| The exercise |
You are to retype all of the data exactly as it appears.
** BEGIN Entries **
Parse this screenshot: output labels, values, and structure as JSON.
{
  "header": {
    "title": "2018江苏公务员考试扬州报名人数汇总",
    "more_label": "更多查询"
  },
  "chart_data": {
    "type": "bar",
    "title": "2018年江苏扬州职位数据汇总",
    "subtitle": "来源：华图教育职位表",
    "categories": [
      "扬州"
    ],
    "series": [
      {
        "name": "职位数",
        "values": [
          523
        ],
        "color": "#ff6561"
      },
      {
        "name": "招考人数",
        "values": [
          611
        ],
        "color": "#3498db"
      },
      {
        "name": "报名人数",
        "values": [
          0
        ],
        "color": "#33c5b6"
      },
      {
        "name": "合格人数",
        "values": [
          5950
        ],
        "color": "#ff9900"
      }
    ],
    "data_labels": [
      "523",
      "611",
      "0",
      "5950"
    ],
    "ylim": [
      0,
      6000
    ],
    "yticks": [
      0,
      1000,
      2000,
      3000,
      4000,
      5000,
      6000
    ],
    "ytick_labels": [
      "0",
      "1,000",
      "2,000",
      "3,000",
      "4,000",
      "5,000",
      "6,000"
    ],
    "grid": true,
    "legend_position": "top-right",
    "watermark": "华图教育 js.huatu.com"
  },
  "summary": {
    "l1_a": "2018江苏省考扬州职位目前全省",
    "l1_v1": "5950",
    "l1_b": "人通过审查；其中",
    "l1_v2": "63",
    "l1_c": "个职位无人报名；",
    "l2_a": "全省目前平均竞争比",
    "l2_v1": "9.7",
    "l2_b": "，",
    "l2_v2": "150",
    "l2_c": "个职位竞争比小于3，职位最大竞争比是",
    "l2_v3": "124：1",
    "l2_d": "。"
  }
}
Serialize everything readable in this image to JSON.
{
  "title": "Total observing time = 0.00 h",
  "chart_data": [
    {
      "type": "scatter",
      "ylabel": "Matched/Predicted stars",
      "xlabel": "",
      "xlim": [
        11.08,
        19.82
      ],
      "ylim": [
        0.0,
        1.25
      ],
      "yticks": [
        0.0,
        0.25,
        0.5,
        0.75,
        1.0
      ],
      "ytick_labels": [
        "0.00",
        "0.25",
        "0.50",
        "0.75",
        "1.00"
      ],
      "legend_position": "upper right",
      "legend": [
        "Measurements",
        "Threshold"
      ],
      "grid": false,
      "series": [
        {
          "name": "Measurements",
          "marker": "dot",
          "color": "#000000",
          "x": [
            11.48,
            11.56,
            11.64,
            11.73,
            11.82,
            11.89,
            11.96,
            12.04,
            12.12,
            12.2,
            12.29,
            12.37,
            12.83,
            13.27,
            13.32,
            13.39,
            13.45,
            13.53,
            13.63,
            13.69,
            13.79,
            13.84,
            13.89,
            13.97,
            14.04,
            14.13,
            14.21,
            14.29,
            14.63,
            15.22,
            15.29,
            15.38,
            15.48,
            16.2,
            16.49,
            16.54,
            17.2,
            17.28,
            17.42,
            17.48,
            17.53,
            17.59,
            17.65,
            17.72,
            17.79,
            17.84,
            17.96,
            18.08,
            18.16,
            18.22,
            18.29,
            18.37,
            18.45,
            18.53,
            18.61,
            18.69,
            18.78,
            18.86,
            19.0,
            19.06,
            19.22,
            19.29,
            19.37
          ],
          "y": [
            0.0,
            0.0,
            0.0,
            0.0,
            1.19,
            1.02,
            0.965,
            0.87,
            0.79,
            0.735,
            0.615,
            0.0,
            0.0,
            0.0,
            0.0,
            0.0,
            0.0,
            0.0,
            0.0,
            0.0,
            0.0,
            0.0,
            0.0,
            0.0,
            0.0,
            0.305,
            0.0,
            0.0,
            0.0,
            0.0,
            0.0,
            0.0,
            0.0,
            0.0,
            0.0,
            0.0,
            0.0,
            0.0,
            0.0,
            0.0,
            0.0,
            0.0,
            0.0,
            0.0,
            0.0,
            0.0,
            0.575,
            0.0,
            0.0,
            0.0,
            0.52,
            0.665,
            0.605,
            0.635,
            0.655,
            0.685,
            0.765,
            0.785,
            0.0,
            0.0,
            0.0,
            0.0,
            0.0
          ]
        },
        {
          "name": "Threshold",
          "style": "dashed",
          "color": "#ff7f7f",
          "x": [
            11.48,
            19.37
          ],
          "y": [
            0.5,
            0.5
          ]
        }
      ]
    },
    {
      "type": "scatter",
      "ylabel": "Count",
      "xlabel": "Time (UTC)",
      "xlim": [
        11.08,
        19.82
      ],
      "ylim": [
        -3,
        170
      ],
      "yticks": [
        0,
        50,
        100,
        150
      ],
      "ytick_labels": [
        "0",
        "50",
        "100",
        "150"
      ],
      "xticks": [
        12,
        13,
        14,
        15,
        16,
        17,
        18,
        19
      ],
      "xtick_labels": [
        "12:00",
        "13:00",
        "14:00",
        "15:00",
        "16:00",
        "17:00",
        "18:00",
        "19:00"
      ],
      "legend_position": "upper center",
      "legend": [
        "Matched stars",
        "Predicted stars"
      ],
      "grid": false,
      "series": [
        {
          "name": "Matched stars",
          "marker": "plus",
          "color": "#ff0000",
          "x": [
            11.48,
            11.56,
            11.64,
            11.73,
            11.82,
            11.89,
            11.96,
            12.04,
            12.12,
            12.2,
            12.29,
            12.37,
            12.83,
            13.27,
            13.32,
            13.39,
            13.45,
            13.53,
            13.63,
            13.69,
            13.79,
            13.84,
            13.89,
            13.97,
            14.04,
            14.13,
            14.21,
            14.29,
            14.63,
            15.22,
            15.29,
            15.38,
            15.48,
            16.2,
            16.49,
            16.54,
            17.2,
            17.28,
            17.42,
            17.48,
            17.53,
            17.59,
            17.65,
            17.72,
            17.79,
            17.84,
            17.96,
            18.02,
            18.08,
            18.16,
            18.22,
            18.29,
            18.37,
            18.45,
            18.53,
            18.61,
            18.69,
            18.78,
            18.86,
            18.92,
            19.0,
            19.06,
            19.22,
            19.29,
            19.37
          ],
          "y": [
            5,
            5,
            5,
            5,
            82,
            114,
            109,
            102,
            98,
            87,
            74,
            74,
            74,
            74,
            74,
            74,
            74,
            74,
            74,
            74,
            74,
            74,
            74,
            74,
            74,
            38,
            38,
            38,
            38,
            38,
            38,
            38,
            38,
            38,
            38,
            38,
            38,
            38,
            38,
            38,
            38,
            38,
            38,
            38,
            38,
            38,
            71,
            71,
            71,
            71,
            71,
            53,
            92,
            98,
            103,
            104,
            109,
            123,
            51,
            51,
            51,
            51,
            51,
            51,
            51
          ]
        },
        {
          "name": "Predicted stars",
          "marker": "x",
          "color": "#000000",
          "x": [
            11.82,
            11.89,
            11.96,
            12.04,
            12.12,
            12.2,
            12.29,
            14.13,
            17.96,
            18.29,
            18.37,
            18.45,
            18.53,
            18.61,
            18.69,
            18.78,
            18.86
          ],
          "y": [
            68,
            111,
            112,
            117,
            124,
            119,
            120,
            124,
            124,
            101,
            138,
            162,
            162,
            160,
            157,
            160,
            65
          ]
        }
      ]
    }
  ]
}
** END Entries **
| Answer below |
Parse this screenshot: output labels, values, and structure as JSON.
{
  "header": {
    "title": "2018江苏公务员考试扬州报名人数汇总",
    "more_label": "更多查询"
  },
  "chart_data": {
    "type": "bar",
    "title": "2018年江苏扬州职位数据汇总",
    "subtitle": "来源：华图教育职位表",
    "categories": [
      "扬州"
    ],
    "series": [
      {
        "name": "职位数",
        "values": [
          523
        ],
        "color": "#ff6561"
      },
      {
        "name": "招考人数",
        "values": [
          611
        ],
        "color": "#3498db"
      },
      {
        "name": "报名人数",
        "values": [
          0
        ],
        "color": "#33c5b6"
      },
      {
        "name": "合格人数",
        "values": [
          5950
        ],
        "color": "#ff9900"
      }
    ],
    "data_labels": [
      "523",
      "611",
      "0",
      "5950"
    ],
    "ylim": [
      0,
      6000
    ],
    "yticks": [
      0,
      1000,
      2000,
      3000,
      4000,
      5000,
      6000
    ],
    "ytick_labels": [
      "0",
      "1,000",
      "2,000",
      "3,000",
      "4,000",
      "5,000",
      "6,000"
    ],
    "grid": true,
    "legend_position": "top-right",
    "watermark": "华图教育 js.huatu.com"
  },
  "summary": {
    "l1_a": "2018江苏省考扬州职位目前全省",
    "l1_v1": "5950",
    "l1_b": "人通过审查；其中",
    "l1_v2": "63",
    "l1_c": "个职位无人报名；",
    "l2_a": "全省目前平均竞争比",
    "l2_v1": "9.7",
    "l2_b": "，",
    "l2_v2": "150",
    "l2_c": "个职位竞争比小于3，职位最大竞争比是",
    "l2_v3": "124：1",
    "l2_d": "。"
  }
}
Serialize everything readable in this image to JSON.
{
  "title": "Total observing time = 0.00 h",
  "chart_data": [
    {
      "type": "scatter",
      "ylabel": "Matched/Predicted stars",
      "xlabel": "",
      "xlim": [
        11.08,
        19.82
      ],
      "ylim": [
        0.0,
        1.25
      ],
      "yticks": [
        0.0,
        0.25,
        0.5,
        0.75,
        1.0
      ],
      "ytick_labels": [
        "0.00",
        "0.25",
        "0.50",
        "0.75",
        "1.00"
      ],
      "legend_position": "upper right",
      "legend": [
        "Measurements",
        "Threshold"
      ],
      "grid": false,
      "series": [
        {
          "name": "Measurements",
          "marker": "dot",
          "color": "#000000",
          "x": [
            11.48,
            11.56,
            11.64,
            11.73,
            11.82,
            11.89,
            11.96,
            12.04,
            12.12,
            12.2,
            12.29,
            12.37,
            12.83,
            13.27,
            13.32,
            13.39,
            13.45,
            13.53,
            13.63,
            13.69,
            13.79,
            13.84,
            13.89,
            13.97,
            14.04,
            14.13,
            14.21,
            14.29,
            14.63,
            15.22,
            15.29,
            15.38,
            15.48,
            16.2,
            16.49,
            16.54,
            17.2,
            17.28,
            17.42,
            17.48,
            17.53,
            17.59,
            17.65,
            17.72,
            17.79,
            17.84,
            17.96,
            18.08,
            18.16,
            18.22,
            18.29,
            18.37,
            18.45,
            18.53,
            18.61,
            18.69,
            18.78,
            18.86,
            19.0,
            19.06,
            19.22,
            19.29,
            19.37
          ],
          "y": [
            0.0,
            0.0,
            0.0,
            0.0,
            1.19,
            1.02,
            0.965,
            0.87,
            0.79,
            0.735,
            0.615,
            0.0,
            0.0,
            0.0,
            0.0,
            0.0,
            0.0,
            0.0,
            0.0,
            0.0,
            0.0,
            0.0,
            0.0,
            0.0,
            0.0,
            0.305,
            0.0,
            0.0,
            0.0,
            0.0,
            0.0,
            0.0,
            0.0,
            0.0,
            0.0,
            0.0,
            0.0,
            0.0,
            0.0,
            0.0,
            0.0,
            0.0,
            0.0,
            0.0,
            0.0,
            0.0,
            0.575,
            0.0,
            0.0,
            0.0,
            0.52,
            0.665,
            0.605,
            0.635,
            0.655,
            0.685,
            0.765,
            0.785,
            0.0,
            0.0,
            0.0,
            0.0,
            0.0
          ]
        },
        {
          "name": "Threshold",
          "style": "dashed",
          "color": "#ff7f7f",
          "x": [
            11.48,
            19.37
          ],
          "y": [
            0.5,
            0.5
          ]
        }
      ]
    },
    {
      "type": "scatter",
      "ylabel": "Count",
      "xlabel": "Time (UTC)",
      "xlim": [
        11.08,
        19.82
      ],
      "ylim": [
        -3,
        170
      ],
      "yticks": [
        0,
        50,
        100,
        150
      ],
      "ytick_labels": [
        "0",
        "50",
        "100",
        "150"
      ],
      "xticks": [
        12,
        13,
        14,
        15,
        16,
        17,
        18,
        19
      ],
      "xtick_labels": [
        "12:00",
        "13:00",
        "14:00",
        "15:00",
        "16:00",
        "17:00",
        "18:00",
        "19:00"
      ],
      "legend_position": "upper center",
      "legend": [
        "Matched stars",
        "Predicted stars"
      ],
      "grid": false,
      "series": [
        {
          "name": "Matched stars",
          "marker": "plus",
          "color": "#ff0000",
          "x": [
            11.48,
            11.56,
            11.64,
            11.73,
            11.82,
            11.89,
            11.96,
            12.04,
            12.12,
            12.2,
            12.29,
            12.37,
            12.83,
            13.27,
            13.32,
            13.39,
            13.45,
            13.53,
            13.63,
            13.69,
            13.79,
            13.84,
            13.89,
            13.97,
            14.04,
            14.13,
            14.21,
            14.29,
            14.63,
            15.22,
            15.29,
            15.38,
            15.48,
            16.2,
            16.49,
            16.54,
            17.2,
            17.28,
            17.42,
            17.48,
            17.53,
            17.59,
            17.65,
            17.72,
            17.79,
            17.84,
            17.96,
            18.02,
            18.08,
            18.16,
            18.22,
            18.29,
            18.37,
            18.45,
            18.53,
            18.61,
            18.69,
            18.78,
            18.86,
            18.92,
            19.0,
            19.06,
            19.22,
            19.29,
            19.37
          ],
          "y": [
            5,
            5,
            5,
            5,
            82,
            114,
            109,
            102,
            98,
            87,
            74,
            74,
            74,
            74,
            74,
            74,
            74,
            74,
            74,
            74,
            74,
            74,
            74,
            74,
            74,
            38,
            38,
            38,
            38,
            38,
            38,
            38,
            38,
            38,
            38,
            38,
            38,
            38,
            38,
            38,
            38,
            38,
            38,
            38,
            38,
            38,
            71,
            71,
            71,
            71,
            71,
            53,
            92,
            98,
            103,
            104,
            109,
            123,
            51,
            51,
            51,
            51,
            51,
            51,
            51
          ]
        },
        {
          "name": "Predicted stars",
          "marker": "x",
          "color": "#000000",
          "x": [
            11.82,
            11.89,
            11.96,
            12.04,
            12.12,
            12.2,
            12.29,
            14.13,
            17.96,
            18.29,
            18.37,
            18.45,
            18.53,
            18.61,
            18.69,
            18.78,
            18.86
          ],
          "y": [
            68,
            111,
            112,
            117,
            124,
            119,
            120,
            124,
            124,
            101,
            138,
            162,
            162,
            160,
            157,
            160,
            65
          ]
        }
      ]
    }
  ]
}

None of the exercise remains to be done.